*GOAL*
Each line that holds the word "خوشه" counts once; give the total for the records below and nothing else.
** Start SUPPLIED MATERIAL **
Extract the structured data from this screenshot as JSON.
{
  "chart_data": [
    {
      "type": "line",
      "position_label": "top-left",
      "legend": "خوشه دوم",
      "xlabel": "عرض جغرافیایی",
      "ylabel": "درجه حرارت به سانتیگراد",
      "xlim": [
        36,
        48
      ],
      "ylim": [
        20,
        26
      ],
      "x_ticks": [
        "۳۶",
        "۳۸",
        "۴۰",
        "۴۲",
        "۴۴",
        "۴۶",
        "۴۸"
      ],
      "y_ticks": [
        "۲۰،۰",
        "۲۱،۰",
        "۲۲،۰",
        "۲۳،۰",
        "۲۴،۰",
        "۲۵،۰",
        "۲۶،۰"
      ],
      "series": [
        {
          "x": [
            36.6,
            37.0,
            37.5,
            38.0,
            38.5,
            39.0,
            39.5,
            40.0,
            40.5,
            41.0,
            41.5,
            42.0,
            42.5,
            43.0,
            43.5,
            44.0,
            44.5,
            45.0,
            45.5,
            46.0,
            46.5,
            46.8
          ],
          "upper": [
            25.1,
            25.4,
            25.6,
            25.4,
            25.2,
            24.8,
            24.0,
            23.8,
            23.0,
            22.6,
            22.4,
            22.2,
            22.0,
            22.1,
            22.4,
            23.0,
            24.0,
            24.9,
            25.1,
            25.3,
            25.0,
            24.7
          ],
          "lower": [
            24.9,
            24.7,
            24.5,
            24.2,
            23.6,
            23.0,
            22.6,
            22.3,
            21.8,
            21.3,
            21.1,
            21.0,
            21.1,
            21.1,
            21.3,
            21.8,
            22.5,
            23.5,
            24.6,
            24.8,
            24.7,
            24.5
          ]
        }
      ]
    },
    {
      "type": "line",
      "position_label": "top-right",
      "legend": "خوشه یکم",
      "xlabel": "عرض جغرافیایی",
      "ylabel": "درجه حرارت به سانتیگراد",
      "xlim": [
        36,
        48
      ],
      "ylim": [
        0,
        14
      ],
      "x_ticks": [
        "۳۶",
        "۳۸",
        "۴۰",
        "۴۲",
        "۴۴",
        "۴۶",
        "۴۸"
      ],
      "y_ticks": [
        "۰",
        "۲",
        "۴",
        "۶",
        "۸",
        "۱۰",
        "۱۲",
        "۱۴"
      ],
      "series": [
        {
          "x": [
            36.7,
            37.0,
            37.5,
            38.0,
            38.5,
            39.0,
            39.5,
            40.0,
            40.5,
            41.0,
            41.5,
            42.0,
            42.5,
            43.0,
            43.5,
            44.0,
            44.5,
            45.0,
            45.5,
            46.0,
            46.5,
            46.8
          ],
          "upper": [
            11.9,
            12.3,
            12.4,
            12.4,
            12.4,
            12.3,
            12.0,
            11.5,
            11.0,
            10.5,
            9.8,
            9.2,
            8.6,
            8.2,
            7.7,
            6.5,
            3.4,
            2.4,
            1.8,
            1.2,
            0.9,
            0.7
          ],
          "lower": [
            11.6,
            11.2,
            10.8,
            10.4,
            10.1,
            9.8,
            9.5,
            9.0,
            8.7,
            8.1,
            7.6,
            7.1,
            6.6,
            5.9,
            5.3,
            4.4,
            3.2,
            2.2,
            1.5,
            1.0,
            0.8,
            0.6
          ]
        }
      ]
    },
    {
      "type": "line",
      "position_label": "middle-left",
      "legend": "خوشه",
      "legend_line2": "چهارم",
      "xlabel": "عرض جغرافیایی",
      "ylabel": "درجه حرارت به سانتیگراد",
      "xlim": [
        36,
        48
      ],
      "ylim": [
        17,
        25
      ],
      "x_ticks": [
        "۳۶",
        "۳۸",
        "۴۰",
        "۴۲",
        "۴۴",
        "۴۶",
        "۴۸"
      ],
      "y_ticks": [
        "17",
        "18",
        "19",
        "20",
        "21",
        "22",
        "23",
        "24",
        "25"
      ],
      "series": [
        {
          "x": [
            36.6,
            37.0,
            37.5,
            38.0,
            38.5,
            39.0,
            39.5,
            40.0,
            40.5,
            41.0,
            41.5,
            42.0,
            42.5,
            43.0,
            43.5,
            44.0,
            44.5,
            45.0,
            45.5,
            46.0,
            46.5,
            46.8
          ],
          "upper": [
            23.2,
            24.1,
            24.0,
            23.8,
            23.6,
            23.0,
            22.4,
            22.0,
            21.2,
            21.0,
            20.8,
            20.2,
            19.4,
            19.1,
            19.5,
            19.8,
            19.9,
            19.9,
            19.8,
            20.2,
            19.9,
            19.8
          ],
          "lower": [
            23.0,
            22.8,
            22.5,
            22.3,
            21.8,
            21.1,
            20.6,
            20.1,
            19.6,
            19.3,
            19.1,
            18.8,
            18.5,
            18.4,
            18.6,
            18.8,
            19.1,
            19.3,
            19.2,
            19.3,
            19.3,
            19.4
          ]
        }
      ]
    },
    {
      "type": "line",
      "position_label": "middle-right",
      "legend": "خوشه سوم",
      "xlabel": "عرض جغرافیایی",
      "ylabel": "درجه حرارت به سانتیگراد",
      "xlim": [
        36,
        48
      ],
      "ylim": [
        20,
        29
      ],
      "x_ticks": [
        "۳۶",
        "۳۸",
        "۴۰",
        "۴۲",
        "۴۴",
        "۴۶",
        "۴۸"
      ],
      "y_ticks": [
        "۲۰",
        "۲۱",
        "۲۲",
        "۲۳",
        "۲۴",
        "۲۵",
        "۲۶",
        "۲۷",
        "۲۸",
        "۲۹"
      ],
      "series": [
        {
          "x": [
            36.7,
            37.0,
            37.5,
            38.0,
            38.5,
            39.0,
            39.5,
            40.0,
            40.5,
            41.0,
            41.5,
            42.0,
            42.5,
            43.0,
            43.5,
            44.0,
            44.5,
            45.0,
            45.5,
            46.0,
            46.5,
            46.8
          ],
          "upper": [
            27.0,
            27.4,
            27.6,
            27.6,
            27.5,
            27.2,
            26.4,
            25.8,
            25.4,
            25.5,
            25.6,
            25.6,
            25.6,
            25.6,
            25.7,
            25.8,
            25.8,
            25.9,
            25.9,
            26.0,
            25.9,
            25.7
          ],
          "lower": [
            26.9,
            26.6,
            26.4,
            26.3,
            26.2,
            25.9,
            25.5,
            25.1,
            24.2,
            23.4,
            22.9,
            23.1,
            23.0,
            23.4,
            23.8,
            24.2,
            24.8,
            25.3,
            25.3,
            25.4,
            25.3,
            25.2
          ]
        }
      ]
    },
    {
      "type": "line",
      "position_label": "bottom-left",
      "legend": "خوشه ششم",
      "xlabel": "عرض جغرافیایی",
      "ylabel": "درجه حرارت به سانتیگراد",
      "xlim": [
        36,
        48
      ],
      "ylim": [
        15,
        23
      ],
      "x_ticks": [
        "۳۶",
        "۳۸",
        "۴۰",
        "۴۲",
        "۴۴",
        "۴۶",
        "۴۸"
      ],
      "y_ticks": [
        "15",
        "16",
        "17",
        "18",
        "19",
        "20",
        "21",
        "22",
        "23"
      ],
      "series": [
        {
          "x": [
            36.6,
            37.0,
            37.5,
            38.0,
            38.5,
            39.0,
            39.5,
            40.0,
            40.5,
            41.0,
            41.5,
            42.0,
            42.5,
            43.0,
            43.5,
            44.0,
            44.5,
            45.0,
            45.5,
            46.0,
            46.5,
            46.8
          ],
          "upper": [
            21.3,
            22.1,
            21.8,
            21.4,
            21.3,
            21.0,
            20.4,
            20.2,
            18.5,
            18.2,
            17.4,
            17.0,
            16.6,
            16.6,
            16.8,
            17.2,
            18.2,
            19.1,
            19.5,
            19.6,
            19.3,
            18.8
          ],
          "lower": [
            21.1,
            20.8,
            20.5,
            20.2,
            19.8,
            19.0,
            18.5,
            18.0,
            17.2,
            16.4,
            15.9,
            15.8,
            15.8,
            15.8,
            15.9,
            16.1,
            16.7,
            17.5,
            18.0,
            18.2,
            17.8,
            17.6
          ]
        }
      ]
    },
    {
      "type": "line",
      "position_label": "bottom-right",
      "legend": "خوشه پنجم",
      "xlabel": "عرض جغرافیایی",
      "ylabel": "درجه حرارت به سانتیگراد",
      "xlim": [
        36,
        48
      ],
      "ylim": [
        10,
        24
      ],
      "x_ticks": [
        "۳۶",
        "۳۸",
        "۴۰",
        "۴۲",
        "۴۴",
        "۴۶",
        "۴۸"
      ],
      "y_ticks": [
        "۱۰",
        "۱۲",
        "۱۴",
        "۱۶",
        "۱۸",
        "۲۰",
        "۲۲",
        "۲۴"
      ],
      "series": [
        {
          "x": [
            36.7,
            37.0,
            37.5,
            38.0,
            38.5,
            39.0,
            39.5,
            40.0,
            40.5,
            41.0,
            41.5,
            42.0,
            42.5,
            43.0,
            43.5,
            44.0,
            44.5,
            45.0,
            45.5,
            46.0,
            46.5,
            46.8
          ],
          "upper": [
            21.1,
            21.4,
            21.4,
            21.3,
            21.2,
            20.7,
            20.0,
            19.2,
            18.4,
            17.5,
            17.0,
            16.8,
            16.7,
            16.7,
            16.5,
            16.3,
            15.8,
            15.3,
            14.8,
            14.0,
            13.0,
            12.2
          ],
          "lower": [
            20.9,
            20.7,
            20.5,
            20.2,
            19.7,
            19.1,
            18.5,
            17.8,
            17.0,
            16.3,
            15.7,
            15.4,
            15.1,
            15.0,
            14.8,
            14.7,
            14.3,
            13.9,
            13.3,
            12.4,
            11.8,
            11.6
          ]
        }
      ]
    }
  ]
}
** End SUPPLIED MATERIAL **
*PROBLEM SOLUTION*
6